-- BEGIN MATERIAL PROVIDED --

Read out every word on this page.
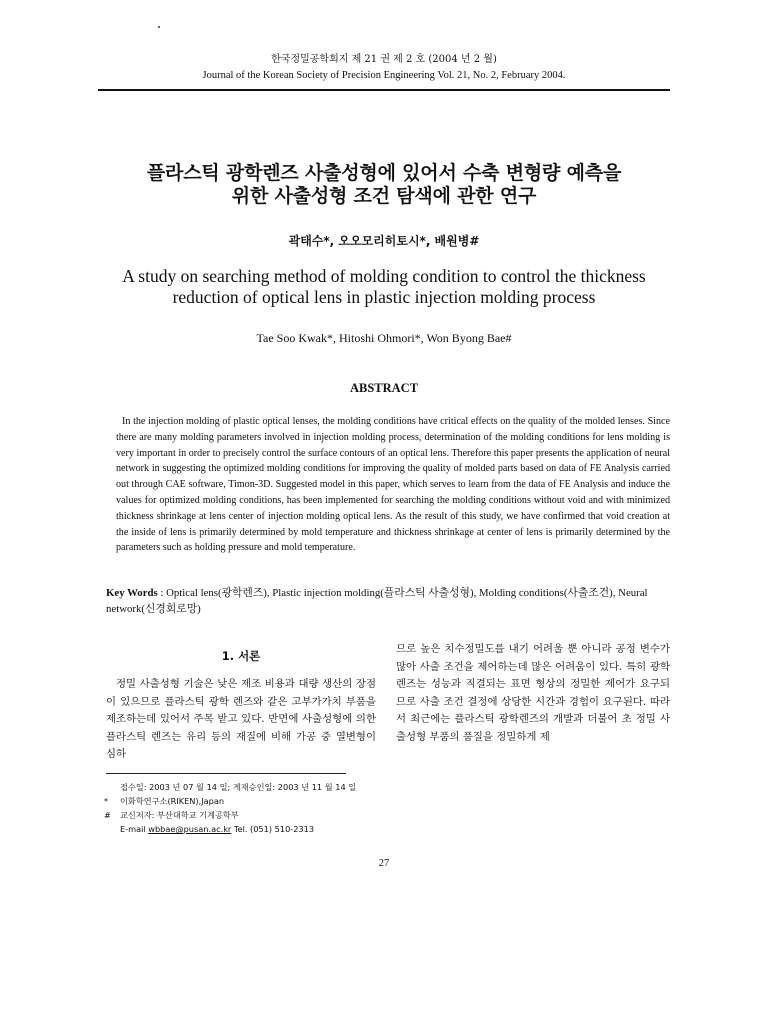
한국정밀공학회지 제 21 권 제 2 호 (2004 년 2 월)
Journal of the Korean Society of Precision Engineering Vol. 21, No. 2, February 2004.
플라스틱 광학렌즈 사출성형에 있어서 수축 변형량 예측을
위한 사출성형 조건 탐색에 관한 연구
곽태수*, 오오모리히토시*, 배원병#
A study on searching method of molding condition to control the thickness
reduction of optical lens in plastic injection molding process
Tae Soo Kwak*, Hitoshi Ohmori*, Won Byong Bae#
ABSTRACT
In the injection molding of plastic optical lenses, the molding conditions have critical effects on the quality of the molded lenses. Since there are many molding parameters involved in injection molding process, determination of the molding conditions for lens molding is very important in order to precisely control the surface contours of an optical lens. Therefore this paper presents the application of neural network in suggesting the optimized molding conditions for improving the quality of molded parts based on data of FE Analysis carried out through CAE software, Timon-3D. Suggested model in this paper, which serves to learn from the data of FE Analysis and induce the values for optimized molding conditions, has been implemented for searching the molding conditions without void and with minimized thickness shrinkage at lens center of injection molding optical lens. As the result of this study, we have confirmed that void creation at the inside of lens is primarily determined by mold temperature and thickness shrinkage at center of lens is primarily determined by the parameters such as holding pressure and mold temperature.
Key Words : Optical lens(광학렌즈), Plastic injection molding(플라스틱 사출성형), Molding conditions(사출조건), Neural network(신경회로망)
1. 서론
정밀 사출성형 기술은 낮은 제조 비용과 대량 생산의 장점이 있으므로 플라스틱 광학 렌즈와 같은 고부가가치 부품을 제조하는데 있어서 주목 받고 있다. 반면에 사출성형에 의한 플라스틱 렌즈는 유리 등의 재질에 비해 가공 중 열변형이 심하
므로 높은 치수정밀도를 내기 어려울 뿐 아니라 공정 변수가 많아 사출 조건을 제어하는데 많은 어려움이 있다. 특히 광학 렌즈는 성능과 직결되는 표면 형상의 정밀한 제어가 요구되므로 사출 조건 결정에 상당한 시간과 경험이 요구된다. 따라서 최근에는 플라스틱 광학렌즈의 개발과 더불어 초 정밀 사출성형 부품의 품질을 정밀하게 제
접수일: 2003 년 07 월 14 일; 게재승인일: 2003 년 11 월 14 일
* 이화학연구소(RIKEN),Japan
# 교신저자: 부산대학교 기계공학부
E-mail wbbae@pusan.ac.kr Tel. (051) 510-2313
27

-- END MATERIAL PROVIDED --

**STATED GOAL:** Pick out each line in the material containing "network".

**EXPECTED ANSWER:**
In the injection molding of plastic optical lenses, the molding conditions have critical effects on the quality of the molded lenses. Since there are many molding parameters involved in injection molding process, determination of the molding conditions for lens molding is very important in order to precisely control the surface contours of an optical lens. Therefore this paper presents the application of neural network in suggesting the optimized molding conditions for improving the quality of molded parts based on data of FE Analysis carried out through CAE software, Timon-3D. Suggested model in this paper, which serves to learn from the data of FE Analysis and induce the values for optimized molding conditions, has been implemented for searching the molding conditions without void and with minimized thickness shrinkage at lens center of injection molding optical lens. As the result of this study, we have confirmed that void creation at the inside of lens is primarily determined by mold temperature and thickness shrinkage at center of lens is primarily determined by the parameters such as holding pressure and mold temperature.
Key Words : Optical lens(광학렌즈), Plastic injection molding(플라스틱 사출성형), Molding conditions(사출조건), Neural network(신경회로망)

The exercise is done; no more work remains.